[DESCRIPTION OF THE TASK]: Pull each line holding "Chatagny" out of the entries below.

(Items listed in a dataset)

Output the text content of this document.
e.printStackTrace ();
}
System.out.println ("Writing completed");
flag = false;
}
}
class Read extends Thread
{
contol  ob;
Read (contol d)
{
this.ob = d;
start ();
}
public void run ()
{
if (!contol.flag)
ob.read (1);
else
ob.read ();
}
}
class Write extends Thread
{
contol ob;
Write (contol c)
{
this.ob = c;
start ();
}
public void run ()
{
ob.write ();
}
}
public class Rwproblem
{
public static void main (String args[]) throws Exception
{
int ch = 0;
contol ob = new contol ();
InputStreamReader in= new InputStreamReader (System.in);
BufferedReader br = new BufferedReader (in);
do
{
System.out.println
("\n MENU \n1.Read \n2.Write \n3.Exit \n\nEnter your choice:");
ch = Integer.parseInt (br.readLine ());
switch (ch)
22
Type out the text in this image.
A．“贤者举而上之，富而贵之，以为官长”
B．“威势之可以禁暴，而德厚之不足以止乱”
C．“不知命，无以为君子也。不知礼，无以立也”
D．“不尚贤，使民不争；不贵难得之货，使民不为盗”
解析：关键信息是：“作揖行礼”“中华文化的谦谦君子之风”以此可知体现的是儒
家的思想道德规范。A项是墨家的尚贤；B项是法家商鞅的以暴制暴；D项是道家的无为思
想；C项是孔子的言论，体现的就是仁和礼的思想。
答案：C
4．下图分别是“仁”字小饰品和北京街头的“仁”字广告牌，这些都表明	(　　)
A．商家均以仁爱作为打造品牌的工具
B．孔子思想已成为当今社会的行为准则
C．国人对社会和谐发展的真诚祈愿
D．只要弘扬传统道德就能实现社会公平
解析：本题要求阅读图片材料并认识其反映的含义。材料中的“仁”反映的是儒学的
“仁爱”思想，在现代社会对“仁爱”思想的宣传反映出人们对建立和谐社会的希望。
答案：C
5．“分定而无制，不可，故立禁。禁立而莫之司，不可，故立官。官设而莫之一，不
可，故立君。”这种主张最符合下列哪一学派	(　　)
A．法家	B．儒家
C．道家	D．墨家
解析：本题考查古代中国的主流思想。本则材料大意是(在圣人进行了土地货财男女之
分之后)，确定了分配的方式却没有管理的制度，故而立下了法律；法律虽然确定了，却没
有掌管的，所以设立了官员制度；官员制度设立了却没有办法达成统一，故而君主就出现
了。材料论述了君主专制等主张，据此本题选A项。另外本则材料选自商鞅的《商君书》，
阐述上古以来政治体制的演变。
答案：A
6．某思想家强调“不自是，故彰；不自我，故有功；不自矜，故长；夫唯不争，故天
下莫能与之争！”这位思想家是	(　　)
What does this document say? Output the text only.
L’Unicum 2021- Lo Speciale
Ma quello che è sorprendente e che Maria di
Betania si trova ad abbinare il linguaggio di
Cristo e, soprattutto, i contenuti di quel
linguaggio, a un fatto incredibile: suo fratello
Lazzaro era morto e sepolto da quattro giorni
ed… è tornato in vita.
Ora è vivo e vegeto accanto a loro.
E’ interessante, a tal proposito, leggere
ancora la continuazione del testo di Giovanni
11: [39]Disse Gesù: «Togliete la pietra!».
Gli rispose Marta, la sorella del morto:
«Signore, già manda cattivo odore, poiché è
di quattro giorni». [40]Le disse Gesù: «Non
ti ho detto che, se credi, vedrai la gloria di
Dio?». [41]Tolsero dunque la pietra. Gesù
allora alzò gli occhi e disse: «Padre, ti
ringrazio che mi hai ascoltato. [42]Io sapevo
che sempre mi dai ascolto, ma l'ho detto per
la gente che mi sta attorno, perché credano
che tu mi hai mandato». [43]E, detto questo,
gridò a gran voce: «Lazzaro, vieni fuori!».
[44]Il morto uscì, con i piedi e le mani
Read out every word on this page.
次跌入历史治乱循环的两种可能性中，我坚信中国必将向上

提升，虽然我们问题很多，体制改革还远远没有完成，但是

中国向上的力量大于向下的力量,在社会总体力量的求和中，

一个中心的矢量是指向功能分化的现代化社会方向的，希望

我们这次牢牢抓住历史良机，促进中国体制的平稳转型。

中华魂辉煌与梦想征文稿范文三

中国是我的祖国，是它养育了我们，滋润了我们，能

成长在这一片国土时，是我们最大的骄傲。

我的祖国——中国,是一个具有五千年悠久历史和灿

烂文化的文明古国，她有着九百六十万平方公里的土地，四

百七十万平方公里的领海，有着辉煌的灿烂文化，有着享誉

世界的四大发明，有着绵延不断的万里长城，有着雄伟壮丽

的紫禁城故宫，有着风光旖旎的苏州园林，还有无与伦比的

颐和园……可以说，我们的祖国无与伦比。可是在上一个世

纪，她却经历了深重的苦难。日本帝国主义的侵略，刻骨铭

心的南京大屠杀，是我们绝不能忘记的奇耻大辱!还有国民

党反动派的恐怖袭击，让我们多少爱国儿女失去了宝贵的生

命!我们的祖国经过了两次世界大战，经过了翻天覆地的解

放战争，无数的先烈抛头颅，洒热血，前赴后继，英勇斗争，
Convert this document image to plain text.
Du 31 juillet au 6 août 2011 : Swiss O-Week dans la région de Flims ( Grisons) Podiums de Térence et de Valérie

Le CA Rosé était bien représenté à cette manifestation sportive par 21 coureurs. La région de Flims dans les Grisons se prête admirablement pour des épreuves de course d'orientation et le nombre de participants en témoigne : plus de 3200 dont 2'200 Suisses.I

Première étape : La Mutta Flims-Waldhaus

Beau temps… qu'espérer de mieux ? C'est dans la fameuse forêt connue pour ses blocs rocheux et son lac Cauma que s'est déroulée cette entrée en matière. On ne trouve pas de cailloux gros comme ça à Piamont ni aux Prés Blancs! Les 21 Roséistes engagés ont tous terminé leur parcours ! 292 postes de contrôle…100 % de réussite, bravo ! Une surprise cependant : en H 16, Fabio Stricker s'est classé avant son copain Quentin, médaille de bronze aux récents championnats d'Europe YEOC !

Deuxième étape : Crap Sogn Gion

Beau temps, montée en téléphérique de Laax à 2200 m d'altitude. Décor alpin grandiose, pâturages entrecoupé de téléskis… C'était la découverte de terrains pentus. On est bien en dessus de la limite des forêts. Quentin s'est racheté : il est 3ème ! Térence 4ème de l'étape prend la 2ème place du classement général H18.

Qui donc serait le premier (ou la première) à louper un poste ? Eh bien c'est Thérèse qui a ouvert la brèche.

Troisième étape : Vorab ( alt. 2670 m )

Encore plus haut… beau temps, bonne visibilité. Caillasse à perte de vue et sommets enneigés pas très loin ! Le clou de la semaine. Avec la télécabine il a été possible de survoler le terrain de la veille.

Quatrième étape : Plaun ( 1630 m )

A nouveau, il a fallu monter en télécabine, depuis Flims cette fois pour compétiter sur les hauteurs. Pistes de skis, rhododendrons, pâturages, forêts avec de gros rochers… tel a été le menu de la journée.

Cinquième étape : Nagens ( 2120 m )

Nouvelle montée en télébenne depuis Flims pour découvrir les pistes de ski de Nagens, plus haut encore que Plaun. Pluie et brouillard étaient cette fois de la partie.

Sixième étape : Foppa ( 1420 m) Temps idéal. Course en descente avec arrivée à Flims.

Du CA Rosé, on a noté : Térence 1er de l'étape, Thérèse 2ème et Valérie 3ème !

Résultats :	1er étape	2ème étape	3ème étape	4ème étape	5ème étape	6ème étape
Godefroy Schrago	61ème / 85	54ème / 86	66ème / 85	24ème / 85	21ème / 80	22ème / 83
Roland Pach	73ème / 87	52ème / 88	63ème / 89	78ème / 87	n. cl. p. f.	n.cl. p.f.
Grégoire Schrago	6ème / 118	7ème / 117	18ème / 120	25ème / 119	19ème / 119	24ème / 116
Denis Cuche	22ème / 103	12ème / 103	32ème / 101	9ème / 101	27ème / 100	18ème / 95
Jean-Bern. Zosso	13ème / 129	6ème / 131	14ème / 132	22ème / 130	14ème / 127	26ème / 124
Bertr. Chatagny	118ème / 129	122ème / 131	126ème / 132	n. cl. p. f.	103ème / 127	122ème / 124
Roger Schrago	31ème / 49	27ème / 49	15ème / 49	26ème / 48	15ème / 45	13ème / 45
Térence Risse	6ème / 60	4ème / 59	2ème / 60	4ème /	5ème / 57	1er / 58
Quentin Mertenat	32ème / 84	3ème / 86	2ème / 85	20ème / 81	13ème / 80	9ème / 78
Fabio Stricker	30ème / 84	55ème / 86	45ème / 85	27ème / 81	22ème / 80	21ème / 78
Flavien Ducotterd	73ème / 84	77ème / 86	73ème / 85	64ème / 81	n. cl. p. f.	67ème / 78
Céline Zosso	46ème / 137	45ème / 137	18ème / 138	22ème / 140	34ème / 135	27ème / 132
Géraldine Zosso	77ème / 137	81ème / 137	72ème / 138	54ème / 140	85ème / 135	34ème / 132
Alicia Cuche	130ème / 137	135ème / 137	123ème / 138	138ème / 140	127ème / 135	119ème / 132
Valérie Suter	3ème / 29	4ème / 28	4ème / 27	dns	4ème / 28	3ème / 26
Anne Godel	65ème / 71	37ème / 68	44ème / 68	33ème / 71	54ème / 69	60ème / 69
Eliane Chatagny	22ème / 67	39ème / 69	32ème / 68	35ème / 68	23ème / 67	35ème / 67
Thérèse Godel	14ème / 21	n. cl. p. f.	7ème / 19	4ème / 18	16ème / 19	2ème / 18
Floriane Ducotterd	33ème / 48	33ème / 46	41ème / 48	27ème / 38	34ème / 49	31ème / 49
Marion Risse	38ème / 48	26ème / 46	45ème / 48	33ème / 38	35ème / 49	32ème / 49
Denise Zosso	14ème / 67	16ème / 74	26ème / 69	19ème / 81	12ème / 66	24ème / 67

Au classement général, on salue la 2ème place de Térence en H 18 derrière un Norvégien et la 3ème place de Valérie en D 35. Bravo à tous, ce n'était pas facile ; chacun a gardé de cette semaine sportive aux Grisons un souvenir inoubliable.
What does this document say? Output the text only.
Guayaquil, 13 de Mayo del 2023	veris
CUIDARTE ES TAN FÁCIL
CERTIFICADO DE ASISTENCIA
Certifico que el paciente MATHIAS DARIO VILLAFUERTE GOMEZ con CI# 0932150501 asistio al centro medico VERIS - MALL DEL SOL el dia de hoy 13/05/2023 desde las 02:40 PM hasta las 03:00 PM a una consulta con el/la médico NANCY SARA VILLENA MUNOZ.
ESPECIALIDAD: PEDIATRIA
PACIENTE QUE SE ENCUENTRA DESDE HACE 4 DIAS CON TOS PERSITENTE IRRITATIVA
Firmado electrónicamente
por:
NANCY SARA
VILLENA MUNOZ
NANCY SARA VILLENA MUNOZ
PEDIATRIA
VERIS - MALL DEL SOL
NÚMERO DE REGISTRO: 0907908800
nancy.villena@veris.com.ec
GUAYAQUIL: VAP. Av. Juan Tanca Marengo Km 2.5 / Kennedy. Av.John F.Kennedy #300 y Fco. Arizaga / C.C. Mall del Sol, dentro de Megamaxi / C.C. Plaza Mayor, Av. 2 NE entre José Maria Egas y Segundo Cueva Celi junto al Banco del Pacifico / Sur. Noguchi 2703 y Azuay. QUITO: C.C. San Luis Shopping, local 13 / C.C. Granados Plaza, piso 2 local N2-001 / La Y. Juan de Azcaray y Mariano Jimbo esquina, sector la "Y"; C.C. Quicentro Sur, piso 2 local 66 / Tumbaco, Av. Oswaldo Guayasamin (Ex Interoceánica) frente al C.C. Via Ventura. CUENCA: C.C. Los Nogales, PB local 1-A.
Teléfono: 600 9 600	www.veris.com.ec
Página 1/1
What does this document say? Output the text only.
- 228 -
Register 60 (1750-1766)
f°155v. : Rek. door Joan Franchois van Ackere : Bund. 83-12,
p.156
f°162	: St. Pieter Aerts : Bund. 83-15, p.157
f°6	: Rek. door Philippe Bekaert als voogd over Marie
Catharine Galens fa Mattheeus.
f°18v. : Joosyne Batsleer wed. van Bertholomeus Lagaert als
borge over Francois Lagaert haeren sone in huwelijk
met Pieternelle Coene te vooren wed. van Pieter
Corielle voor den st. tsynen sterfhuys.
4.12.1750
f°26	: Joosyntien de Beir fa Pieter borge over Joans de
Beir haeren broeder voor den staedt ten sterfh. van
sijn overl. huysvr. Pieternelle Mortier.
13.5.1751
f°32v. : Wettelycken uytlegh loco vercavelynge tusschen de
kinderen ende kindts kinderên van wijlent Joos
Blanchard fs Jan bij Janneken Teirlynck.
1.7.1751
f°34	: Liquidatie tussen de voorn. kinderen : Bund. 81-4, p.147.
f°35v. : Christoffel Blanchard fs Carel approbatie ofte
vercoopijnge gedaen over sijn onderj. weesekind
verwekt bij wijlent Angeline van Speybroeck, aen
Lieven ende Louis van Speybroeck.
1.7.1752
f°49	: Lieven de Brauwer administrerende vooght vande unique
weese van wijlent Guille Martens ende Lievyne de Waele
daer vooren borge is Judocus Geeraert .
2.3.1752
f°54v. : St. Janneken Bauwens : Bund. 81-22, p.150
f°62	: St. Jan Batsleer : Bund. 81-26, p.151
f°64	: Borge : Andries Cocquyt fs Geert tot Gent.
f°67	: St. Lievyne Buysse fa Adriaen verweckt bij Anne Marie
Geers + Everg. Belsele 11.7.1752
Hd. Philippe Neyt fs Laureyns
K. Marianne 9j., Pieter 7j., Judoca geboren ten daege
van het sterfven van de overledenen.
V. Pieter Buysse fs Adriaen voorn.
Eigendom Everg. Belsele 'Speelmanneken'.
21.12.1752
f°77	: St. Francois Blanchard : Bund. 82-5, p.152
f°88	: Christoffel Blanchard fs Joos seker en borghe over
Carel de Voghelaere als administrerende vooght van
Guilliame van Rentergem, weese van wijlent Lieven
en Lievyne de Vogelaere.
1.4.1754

[TASK OUTPUT]:
Bertr. Chatagny	118ème / 129	122ème / 131	126ème / 132	n. cl. p. f.	103ème / 127	122ème / 124
Eliane Chatagny	22ème / 67	39ème / 69	32ème / 68	35ème / 68	23ème / 67	35ème / 67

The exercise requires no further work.